_Instructions to follow_: Will you extract the entries word for word? Images should not appear in the copy.

_Source material_:
○ ○ ○ ○ ○

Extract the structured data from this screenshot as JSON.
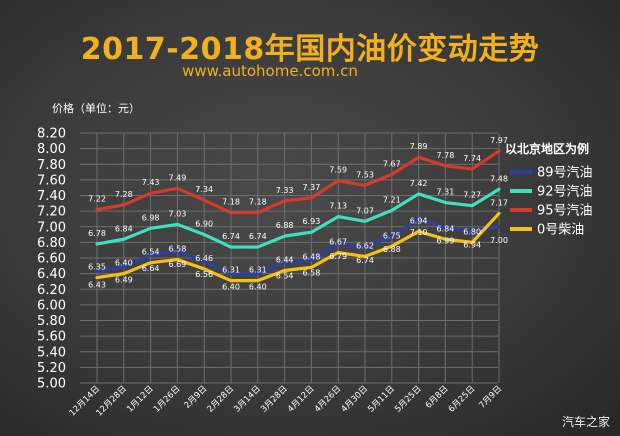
{
  "chart_data": {
    "type": "line",
    "title": "2017-2018年国内油价变动走势",
    "subtitle": "www.autohome.com.cn",
    "ylabel": "价格（单位：元）",
    "ylim": [
      5.0,
      8.2
    ],
    "yticks": [
      "5.00",
      "5.20",
      "5.40",
      "5.60",
      "5.80",
      "6.00",
      "6.20",
      "6.40",
      "6.60",
      "6.80",
      "7.00",
      "7.20",
      "7.40",
      "7.60",
      "7.80",
      "8.00",
      "8.20"
    ],
    "categories": [
      "12月14日",
      "12月28日",
      "1月12日",
      "1月26日",
      "2月9日",
      "2月28日",
      "3月14日",
      "3月28日",
      "4月12日",
      "4月26日",
      "4月30日",
      "5月11日",
      "5月25日",
      "6月8日",
      "6月25日",
      "7月9日"
    ],
    "legend_title": "以北京地区为例",
    "series": [
      {
        "name": "89号汽油",
        "color": "#2f3f9c",
        "values": [
          6.43,
          6.49,
          6.64,
          6.69,
          6.56,
          6.4,
          6.4,
          6.54,
          6.58,
          6.79,
          6.74,
          6.88,
          7.1,
          6.99,
          6.94,
          7.0
        ],
        "labels": [
          "6.43",
          "6.49",
          "6.64",
          "6.69",
          "6.56",
          "6.40",
          "6.40",
          "6.54",
          "6.58",
          "6.79",
          "6.74",
          "6.88",
          "7.10",
          "6.99",
          "6.94",
          "7.00"
        ]
      },
      {
        "name": "92号汽油",
        "color": "#3fe0bd",
        "values": [
          6.78,
          6.84,
          6.98,
          7.03,
          6.9,
          6.74,
          6.74,
          6.88,
          6.93,
          7.13,
          7.07,
          7.21,
          7.42,
          7.31,
          7.27,
          7.48
        ],
        "labels": [
          "6.78",
          "6.84",
          "6.98",
          "7.03",
          "6.90",
          "6.74",
          "6.74",
          "6.88",
          "6.93",
          "7.13",
          "7.07",
          "7.21",
          "7.42",
          "7.31",
          "7.27",
          "7.48"
        ]
      },
      {
        "name": "95号汽油",
        "color": "#d63a2a",
        "values": [
          7.22,
          7.28,
          7.43,
          7.49,
          7.34,
          7.18,
          7.18,
          7.33,
          7.37,
          7.59,
          7.53,
          7.67,
          7.89,
          7.78,
          7.74,
          7.97
        ],
        "labels": [
          "7.22",
          "7.28",
          "7.43",
          "7.49",
          "7.34",
          "7.18",
          "7.18",
          "7.33",
          "7.37",
          "7.59",
          "7.53",
          "7.67",
          "7.89",
          "7.78",
          "7.74",
          "7.97"
        ]
      },
      {
        "name": "0号柴油",
        "color": "#f5c016",
        "values": [
          6.35,
          6.4,
          6.54,
          6.58,
          6.46,
          6.31,
          6.31,
          6.44,
          6.48,
          6.67,
          6.62,
          6.75,
          6.94,
          6.84,
          6.8,
          7.17
        ],
        "labels": [
          "6.35",
          "6.40",
          "6.54",
          "6.58",
          "6.46",
          "6.31",
          "6.31",
          "6.44",
          "6.48",
          "6.67",
          "6.62",
          "6.75",
          "6.94",
          "6.84",
          "6.80",
          "7.17"
        ]
      }
    ]
  },
  "watermark": "汽车之家"
}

○ ○ ○ ○ ○

_Reply_:
Extract the structured data from this screenshot as JSON.
{
  "chart_data": {
    "type": "line",
    "title": "2017-2018年国内油价变动走势",
    "subtitle": "www.autohome.com.cn",
    "ylabel": "价格（单位：元）",
    "ylim": [
      5.0,
      8.2
    ],
    "yticks": [
      "5.00",
      "5.20",
      "5.40",
      "5.60",
      "5.80",
      "6.00",
      "6.20",
      "6.40",
      "6.60",
      "6.80",
      "7.00",
      "7.20",
      "7.40",
      "7.60",
      "7.80",
      "8.00",
      "8.20"
    ],
    "categories": [
      "12月14日",
      "12月28日",
      "1月12日",
      "1月26日",
      "2月9日",
      "2月28日",
      "3月14日",
      "3月28日",
      "4月12日",
      "4月26日",
      "4月30日",
      "5月11日",
      "5月25日",
      "6月8日",
      "6月25日",
      "7月9日"
    ],
    "legend_title": "以北京地区为例",
    "series": [
      {
        "name": "89号汽油",
        "color": "#2f3f9c",
        "values": [
          6.43,
          6.49,
          6.64,
          6.69,
          6.56,
          6.4,
          6.4,
          6.54,
          6.58,
          6.79,
          6.74,
          6.88,
          7.1,
          6.99,
          6.94,
          7.0
        ],
        "labels": [
          "6.43",
          "6.49",
          "6.64",
          "6.69",
          "6.56",
          "6.40",
          "6.40",
          "6.54",
          "6.58",
          "6.79",
          "6.74",
          "6.88",
          "7.10",
          "6.99",
          "6.94",
          "7.00"
        ]
      },
      {
        "name": "92号汽油",
        "color": "#3fe0bd",
        "values": [
          6.78,
          6.84,
          6.98,
          7.03,
          6.9,
          6.74,
          6.74,
          6.88,
          6.93,
          7.13,
          7.07,
          7.21,
          7.42,
          7.31,
          7.27,
          7.48
        ],
        "labels": [
          "6.78",
          "6.84",
          "6.98",
          "7.03",
          "6.90",
          "6.74",
          "6.74",
          "6.88",
          "6.93",
          "7.13",
          "7.07",
          "7.21",
          "7.42",
          "7.31",
          "7.27",
          "7.48"
        ]
      },
      {
        "name": "95号汽油",
        "color": "#d63a2a",
        "values": [
          7.22,
          7.28,
          7.43,
          7.49,
          7.34,
          7.18,
          7.18,
          7.33,
          7.37,
          7.59,
          7.53,
          7.67,
          7.89,
          7.78,
          7.74,
          7.97
        ],
        "labels": [
          "7.22",
          "7.28",
          "7.43",
          "7.49",
          "7.34",
          "7.18",
          "7.18",
          "7.33",
          "7.37",
          "7.59",
          "7.53",
          "7.67",
          "7.89",
          "7.78",
          "7.74",
          "7.97"
        ]
      },
      {
        "name": "0号柴油",
        "color": "#f5c016",
        "values": [
          6.35,
          6.4,
          6.54,
          6.58,
          6.46,
          6.31,
          6.31,
          6.44,
          6.48,
          6.67,
          6.62,
          6.75,
          6.94,
          6.84,
          6.8,
          7.17
        ],
        "labels": [
          "6.35",
          "6.40",
          "6.54",
          "6.58",
          "6.46",
          "6.31",
          "6.31",
          "6.44",
          "6.48",
          "6.67",
          "6.62",
          "6.75",
          "6.94",
          "6.84",
          "6.80",
          "7.17"
        ]
      }
    ]
  },
  "watermark": "汽车之家"
}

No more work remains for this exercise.